**Goal**
Search the data for the word "grid". Reproduce every line where it is found.

Figure contents as structured data
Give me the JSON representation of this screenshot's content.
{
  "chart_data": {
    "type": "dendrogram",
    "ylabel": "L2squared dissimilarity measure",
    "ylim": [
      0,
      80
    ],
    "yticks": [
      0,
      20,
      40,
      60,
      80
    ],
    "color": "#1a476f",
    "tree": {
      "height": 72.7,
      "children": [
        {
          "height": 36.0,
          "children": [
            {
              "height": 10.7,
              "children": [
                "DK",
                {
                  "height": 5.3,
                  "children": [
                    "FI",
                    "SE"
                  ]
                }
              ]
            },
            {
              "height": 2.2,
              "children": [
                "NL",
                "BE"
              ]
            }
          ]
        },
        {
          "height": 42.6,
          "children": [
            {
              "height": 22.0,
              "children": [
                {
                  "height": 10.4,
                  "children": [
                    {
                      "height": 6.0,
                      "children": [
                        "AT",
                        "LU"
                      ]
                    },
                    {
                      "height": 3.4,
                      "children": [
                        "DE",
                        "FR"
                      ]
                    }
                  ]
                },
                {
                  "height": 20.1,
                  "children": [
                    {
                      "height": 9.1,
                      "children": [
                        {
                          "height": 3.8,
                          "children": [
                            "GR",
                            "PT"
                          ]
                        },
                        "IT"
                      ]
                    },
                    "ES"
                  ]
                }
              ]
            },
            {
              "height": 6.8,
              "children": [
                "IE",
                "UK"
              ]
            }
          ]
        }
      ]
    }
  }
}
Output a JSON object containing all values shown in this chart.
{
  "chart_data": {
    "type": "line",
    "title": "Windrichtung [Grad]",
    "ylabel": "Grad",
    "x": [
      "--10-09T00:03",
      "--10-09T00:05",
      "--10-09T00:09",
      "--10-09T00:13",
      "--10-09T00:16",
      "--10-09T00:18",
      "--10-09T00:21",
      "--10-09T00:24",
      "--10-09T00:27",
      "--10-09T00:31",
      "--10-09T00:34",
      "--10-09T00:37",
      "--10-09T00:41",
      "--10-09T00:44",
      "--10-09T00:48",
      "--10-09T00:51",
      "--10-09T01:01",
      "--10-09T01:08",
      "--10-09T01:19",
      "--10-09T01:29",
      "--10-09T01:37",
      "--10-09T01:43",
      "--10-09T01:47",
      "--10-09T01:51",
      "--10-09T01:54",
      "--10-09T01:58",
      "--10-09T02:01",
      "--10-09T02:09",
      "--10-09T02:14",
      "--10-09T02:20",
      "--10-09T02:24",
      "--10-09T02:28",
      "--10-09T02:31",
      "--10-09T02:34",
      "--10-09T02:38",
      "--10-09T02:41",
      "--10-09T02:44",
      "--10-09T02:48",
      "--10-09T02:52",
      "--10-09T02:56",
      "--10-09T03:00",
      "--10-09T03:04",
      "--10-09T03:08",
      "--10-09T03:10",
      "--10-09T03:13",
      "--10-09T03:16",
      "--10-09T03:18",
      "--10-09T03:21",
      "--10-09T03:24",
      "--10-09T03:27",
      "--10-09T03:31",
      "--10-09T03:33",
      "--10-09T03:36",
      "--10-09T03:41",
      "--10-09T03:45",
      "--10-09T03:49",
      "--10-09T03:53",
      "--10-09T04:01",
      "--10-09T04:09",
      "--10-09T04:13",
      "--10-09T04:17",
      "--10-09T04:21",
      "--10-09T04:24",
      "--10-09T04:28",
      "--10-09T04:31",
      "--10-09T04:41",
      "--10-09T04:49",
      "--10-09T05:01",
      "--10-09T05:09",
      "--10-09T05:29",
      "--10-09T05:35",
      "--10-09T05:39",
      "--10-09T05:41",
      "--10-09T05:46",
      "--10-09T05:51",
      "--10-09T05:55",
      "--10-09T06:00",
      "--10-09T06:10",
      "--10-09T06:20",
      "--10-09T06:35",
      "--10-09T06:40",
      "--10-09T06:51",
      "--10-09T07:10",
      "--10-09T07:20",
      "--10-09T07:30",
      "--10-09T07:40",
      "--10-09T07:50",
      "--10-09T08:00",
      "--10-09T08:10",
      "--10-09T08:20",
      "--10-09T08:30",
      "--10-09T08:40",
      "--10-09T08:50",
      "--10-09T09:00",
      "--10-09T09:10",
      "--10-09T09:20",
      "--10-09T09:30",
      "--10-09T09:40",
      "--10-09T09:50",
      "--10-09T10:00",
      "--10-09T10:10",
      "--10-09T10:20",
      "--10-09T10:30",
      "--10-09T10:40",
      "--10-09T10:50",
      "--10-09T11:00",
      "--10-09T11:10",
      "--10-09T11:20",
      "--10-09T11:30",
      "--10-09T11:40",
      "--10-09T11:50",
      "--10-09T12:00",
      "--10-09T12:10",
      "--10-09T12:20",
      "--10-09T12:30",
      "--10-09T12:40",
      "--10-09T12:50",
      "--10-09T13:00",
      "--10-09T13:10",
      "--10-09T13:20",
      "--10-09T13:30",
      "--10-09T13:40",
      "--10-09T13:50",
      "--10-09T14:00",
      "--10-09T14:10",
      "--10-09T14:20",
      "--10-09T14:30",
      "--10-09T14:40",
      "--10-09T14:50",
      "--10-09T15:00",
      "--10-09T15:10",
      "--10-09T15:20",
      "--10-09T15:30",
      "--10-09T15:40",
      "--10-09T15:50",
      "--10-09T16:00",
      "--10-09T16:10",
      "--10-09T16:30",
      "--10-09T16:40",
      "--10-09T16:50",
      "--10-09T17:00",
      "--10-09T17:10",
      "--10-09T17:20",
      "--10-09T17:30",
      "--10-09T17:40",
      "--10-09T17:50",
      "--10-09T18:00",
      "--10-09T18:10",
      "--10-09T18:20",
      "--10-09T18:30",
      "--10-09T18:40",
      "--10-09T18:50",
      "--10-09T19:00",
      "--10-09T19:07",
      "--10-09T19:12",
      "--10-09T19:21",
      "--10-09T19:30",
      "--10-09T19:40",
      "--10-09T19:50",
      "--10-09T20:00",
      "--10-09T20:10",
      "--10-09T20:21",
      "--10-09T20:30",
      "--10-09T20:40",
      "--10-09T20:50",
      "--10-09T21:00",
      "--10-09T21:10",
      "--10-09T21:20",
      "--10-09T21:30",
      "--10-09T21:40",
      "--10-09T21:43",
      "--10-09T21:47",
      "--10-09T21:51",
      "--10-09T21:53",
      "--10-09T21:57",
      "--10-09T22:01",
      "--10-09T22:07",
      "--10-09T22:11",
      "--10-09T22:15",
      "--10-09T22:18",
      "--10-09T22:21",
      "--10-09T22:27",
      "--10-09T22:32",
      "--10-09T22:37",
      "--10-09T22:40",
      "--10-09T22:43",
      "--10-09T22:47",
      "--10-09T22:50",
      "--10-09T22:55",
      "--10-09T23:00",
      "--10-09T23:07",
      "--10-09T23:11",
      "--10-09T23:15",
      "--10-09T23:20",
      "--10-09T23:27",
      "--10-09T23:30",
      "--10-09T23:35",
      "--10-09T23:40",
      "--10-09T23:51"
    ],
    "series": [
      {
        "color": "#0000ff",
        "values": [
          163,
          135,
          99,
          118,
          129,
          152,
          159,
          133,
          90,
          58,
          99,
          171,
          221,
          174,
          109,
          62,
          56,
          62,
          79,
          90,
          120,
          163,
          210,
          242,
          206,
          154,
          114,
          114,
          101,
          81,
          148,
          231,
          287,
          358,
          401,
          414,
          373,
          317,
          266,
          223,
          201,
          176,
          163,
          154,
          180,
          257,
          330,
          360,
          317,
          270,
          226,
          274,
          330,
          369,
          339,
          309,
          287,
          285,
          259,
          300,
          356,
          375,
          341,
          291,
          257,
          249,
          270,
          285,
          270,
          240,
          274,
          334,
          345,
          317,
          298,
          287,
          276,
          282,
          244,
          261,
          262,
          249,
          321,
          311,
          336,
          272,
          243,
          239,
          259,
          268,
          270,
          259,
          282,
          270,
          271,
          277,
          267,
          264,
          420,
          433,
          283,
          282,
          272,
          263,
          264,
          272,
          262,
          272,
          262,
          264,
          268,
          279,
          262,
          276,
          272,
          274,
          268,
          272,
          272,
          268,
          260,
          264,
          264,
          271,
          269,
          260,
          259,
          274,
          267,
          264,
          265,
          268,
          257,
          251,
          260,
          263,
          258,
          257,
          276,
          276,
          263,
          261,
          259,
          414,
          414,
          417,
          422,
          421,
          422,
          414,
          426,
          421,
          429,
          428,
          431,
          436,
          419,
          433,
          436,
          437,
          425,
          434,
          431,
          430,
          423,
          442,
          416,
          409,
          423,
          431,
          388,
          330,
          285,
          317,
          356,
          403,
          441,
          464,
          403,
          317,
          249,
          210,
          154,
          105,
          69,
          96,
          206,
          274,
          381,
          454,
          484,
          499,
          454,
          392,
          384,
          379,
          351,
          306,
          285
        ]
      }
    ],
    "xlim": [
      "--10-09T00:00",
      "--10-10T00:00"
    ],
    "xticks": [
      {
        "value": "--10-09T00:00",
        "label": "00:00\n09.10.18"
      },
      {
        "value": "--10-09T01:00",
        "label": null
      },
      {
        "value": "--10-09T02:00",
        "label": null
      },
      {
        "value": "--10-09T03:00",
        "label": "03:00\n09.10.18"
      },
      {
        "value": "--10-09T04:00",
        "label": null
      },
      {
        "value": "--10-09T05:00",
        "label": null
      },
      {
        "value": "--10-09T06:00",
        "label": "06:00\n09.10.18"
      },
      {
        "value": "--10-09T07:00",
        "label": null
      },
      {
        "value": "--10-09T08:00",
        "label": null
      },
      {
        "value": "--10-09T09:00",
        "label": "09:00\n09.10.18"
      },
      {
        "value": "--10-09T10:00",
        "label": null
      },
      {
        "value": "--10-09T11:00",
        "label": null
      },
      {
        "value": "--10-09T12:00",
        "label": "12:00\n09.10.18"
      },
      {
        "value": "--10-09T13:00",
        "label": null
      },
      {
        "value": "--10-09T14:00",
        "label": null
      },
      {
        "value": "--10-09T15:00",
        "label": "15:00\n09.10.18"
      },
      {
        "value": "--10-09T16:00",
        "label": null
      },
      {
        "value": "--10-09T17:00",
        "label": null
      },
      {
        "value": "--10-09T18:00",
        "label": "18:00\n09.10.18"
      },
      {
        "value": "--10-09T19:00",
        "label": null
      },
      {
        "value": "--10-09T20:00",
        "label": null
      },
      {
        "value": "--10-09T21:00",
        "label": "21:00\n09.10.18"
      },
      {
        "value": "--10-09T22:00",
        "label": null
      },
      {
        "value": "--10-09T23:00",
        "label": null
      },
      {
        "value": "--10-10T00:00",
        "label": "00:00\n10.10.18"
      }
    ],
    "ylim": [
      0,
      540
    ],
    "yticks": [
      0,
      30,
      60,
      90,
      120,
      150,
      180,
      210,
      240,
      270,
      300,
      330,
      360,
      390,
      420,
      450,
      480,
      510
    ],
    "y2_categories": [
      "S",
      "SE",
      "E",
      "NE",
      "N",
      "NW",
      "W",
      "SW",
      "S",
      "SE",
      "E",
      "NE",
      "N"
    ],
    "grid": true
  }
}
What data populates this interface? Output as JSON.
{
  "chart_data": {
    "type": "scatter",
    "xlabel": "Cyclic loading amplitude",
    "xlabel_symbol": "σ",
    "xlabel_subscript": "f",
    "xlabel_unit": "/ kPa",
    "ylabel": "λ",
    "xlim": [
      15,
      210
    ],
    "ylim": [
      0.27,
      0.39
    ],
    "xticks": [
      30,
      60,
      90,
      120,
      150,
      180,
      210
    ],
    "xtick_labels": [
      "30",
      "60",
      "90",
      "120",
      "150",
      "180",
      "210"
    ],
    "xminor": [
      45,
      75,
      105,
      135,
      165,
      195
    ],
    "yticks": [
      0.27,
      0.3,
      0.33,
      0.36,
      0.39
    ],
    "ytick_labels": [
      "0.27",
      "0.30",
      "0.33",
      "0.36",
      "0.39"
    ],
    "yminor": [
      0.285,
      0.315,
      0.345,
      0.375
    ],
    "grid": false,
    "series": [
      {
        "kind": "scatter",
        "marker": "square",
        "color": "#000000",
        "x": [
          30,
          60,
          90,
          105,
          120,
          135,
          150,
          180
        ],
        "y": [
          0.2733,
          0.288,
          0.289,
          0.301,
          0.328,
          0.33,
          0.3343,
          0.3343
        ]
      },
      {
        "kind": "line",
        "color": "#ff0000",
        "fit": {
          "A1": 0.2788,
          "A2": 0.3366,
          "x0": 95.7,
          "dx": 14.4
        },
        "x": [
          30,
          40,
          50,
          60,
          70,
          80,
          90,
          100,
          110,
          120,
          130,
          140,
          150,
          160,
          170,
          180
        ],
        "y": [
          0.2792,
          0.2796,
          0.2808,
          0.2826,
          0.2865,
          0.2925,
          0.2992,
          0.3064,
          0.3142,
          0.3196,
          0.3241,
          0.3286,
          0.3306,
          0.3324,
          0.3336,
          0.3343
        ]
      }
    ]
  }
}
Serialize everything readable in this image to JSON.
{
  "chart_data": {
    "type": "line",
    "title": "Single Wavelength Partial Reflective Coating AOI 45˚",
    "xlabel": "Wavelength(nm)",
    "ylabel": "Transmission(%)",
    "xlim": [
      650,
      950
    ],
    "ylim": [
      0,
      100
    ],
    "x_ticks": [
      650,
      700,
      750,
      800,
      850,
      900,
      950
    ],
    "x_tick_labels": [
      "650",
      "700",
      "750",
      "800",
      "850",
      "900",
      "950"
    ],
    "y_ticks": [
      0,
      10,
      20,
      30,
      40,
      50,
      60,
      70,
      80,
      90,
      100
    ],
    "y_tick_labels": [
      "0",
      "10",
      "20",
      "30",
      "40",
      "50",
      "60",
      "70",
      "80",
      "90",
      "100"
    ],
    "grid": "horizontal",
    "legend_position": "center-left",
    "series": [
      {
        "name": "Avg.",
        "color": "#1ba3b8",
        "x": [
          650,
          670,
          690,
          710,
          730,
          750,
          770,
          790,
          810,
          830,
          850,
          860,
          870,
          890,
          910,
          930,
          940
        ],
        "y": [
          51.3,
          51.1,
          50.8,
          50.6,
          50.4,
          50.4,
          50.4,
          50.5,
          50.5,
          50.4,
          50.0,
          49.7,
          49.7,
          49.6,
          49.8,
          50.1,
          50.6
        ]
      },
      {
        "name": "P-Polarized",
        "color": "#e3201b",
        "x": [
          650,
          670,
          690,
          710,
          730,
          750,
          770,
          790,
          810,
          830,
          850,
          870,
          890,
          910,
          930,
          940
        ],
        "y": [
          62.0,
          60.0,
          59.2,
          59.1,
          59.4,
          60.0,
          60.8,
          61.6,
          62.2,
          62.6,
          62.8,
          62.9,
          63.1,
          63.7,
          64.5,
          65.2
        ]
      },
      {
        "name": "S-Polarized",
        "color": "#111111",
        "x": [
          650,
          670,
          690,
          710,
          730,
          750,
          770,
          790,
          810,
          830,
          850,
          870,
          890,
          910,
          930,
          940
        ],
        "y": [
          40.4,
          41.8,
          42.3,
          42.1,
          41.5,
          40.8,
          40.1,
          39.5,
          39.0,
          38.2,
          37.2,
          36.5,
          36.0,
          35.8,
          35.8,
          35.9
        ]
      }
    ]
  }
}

**In response**
    "grid": true
    "grid": false,
    "grid": "horizontal",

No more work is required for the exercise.